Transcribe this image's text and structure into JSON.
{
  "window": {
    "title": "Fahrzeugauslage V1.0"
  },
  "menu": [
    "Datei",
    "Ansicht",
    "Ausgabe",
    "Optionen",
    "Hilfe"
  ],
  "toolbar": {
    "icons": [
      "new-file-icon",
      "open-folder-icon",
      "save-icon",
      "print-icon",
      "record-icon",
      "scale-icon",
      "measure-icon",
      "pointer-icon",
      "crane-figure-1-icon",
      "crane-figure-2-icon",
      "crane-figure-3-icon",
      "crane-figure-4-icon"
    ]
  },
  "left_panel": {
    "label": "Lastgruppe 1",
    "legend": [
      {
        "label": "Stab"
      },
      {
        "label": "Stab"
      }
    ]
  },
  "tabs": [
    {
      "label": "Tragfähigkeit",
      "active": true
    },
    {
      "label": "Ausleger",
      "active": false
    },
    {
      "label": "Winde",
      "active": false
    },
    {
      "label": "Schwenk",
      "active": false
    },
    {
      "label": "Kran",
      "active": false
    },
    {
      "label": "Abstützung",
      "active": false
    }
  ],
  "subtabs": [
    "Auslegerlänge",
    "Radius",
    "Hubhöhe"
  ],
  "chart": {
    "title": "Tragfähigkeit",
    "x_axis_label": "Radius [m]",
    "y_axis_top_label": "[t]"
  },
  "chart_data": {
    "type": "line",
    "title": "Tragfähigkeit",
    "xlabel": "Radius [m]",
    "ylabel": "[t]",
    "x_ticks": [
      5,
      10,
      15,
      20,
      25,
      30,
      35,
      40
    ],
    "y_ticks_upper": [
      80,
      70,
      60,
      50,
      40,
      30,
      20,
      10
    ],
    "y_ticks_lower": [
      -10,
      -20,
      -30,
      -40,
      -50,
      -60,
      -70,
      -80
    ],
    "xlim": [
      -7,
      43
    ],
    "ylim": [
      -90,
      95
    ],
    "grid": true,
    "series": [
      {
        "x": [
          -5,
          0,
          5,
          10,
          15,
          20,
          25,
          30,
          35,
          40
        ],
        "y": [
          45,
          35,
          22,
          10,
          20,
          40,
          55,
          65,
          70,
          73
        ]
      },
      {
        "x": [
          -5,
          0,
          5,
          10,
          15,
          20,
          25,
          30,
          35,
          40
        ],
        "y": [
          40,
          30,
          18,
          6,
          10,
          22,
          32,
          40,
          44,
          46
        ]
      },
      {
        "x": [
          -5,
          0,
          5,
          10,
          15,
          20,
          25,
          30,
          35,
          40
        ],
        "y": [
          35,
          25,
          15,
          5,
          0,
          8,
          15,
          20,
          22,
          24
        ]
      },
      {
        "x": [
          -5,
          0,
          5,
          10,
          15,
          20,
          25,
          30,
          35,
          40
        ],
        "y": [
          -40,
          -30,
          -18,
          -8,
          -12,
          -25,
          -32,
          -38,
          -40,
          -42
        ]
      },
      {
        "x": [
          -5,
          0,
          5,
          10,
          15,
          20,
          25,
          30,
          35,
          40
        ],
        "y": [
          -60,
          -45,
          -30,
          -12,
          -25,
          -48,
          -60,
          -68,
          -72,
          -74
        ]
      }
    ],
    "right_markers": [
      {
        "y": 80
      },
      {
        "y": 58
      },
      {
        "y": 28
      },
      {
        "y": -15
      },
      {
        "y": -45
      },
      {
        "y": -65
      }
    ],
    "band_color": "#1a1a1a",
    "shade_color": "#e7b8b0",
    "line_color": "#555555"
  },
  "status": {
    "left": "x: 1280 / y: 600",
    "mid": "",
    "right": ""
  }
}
▬▬▬▬▬▬▬▬▬▬
◆ Problem to solve ◆
Identify how many lines in the entries above contain the word "Radius" and provide only that figure.

◆ Final answer ◆
3